■ Text segment
++++++++

I've tried looking through meta questions to find where the change in site scope was discussed, but haven't found much. The biggest change in site scope I see on meta is the Six Subjective Question Guidelines — Enforcement Notice, which doesn't really discuss site scope at all other than rules for subjective questions.

If this was a community-decision, I would expect there to be a lot of meta questions related to the site scope change. If this was an executive decision, I would expect to see some kind of notice posted that got a lot of attention. Maybe I'm just using the wrong keywords in my meta searches.

Can someone explain the history of how this site changed from the original "Not-Programming-Related" proposal to be a site for programmers about issues not directly related to programming, to the current site scope of "conceptual questions about software development"?

++++++++

■ Record list
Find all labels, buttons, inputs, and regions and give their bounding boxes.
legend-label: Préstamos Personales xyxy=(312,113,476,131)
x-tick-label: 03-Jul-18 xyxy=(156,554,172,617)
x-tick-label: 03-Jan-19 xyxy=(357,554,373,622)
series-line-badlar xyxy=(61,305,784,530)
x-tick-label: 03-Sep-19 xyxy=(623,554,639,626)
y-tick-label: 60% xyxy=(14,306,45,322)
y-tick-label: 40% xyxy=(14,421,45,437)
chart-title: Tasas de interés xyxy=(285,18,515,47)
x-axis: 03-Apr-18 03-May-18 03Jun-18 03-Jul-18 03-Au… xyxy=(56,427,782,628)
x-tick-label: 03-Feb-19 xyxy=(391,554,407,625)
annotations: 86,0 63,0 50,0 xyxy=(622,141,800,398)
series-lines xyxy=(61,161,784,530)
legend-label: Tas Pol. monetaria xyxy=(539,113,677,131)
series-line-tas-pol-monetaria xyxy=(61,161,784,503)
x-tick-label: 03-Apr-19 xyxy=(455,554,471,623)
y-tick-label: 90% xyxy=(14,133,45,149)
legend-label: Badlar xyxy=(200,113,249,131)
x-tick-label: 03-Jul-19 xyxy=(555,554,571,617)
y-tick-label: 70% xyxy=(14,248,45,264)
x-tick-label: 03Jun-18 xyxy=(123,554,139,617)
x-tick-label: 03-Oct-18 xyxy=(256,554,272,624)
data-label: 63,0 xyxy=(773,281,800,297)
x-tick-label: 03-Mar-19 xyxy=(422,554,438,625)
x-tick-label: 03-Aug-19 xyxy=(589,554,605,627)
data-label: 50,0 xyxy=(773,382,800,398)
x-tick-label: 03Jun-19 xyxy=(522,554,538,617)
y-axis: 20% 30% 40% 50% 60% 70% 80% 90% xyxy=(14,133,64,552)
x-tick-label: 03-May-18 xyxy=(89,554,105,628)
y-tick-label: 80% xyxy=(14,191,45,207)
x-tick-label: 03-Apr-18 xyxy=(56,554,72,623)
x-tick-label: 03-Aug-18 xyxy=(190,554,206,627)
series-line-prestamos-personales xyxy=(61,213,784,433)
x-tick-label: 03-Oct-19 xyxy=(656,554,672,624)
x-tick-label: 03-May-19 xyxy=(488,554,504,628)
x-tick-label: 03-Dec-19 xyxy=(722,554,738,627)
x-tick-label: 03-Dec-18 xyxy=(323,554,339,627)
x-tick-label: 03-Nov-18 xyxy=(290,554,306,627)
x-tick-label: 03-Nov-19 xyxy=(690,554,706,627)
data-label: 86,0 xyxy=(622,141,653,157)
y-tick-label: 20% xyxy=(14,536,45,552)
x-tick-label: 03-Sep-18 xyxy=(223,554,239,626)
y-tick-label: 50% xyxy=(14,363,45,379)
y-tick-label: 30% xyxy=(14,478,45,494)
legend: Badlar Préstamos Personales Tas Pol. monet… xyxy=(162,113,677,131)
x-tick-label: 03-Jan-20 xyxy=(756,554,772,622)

++++++++

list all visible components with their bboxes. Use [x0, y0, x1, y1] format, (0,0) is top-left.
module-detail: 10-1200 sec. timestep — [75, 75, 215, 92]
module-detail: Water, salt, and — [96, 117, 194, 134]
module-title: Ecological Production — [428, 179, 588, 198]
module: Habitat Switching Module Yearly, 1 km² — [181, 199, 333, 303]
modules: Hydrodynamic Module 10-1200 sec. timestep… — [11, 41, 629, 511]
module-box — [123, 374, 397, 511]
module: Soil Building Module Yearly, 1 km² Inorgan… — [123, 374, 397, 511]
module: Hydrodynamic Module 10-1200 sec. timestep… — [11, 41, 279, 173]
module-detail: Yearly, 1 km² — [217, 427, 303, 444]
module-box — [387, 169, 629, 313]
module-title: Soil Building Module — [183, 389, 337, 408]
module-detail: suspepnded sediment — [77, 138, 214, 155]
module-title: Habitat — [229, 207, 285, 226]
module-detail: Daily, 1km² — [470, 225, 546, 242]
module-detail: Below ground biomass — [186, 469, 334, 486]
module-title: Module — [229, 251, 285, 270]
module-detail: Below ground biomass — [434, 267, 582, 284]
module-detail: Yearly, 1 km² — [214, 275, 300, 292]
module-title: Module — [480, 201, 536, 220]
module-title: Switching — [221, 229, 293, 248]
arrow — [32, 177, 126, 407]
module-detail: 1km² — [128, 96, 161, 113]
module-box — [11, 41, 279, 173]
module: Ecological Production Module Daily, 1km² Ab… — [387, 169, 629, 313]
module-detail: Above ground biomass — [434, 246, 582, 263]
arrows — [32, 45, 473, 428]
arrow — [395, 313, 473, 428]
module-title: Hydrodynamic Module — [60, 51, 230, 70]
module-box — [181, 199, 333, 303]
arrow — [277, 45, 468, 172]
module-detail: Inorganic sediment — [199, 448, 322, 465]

++++++++

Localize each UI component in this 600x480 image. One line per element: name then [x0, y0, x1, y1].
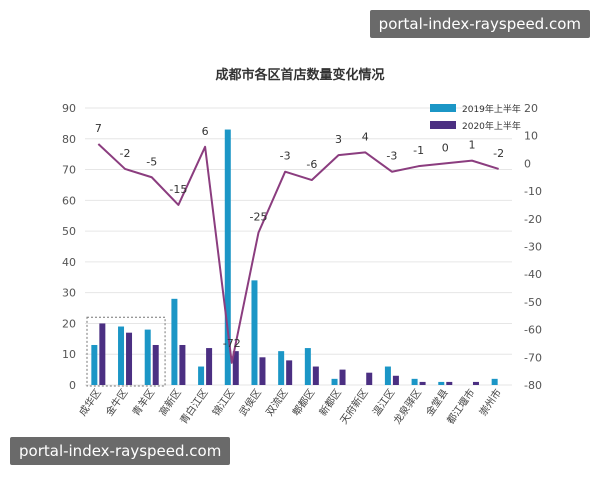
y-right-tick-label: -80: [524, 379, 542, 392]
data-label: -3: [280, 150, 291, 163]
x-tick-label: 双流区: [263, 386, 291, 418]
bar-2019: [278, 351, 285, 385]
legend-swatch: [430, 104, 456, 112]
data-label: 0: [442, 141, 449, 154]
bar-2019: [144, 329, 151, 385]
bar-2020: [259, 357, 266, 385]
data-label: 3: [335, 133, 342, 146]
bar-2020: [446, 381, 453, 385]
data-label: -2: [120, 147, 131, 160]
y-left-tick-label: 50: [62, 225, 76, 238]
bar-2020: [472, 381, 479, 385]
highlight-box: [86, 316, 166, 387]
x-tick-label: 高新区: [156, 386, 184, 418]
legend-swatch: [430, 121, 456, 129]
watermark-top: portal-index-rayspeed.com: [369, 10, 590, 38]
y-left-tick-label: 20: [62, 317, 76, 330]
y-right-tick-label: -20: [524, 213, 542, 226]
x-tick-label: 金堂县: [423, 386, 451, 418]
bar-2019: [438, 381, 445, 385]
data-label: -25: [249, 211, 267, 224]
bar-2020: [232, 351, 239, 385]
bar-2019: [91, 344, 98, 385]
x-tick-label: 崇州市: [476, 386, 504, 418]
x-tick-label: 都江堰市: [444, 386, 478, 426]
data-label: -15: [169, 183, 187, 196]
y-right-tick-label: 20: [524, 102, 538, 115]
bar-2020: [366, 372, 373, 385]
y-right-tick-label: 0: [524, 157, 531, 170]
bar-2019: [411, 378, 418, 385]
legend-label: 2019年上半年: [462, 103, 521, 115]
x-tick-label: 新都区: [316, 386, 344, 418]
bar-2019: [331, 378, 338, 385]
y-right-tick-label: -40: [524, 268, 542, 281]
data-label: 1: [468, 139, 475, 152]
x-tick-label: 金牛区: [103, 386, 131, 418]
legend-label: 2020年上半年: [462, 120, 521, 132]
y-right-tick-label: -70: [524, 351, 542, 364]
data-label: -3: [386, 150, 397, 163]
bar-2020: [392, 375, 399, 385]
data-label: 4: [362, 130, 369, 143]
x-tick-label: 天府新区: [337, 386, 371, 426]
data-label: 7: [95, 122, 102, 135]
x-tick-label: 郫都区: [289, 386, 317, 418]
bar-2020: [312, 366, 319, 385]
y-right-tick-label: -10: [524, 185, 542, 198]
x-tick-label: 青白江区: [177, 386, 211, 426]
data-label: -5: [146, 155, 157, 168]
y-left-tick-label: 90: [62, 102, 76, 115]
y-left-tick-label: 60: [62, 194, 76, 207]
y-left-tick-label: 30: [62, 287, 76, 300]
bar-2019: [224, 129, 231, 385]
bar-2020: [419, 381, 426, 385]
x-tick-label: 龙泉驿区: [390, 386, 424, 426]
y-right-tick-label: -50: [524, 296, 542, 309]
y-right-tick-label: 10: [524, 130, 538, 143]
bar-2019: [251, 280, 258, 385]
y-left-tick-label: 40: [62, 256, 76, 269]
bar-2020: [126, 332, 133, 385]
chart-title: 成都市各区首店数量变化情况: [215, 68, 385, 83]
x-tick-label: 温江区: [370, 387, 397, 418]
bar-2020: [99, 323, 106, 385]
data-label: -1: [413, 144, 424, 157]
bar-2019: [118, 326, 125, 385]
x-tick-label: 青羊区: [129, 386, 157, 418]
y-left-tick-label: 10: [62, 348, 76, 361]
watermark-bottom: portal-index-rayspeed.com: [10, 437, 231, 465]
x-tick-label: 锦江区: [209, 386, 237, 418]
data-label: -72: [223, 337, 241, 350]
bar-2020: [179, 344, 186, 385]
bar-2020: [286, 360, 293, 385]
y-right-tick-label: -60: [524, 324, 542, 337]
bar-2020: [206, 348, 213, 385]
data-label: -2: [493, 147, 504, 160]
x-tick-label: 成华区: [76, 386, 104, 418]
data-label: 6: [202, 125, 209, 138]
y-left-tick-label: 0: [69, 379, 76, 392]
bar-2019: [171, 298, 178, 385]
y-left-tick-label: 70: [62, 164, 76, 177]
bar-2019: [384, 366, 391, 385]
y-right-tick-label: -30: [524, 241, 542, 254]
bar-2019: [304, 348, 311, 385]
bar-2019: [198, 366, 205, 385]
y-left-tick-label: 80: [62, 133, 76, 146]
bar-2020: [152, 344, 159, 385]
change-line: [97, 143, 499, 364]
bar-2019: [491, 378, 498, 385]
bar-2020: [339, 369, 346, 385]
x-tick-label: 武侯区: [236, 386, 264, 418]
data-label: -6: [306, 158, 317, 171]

++++++++

■ Tasks to perform
1. From the site scope post, print the passage starting with "I've tried looking" and going on through "for subjective questions.".
2. According to the site scope post, how is the current scope of the site described?

■ Answers below
1.
I've tried looking through meta questions to find where the change in site scope was discussed, but haven't found much. The biggest change in site scope I see on meta is the Six Subjective Question Guidelines — Enforcement Notice, which doesn't really discuss site scope at all other than rules for subjective questions.

2. Conceptual questions about software development.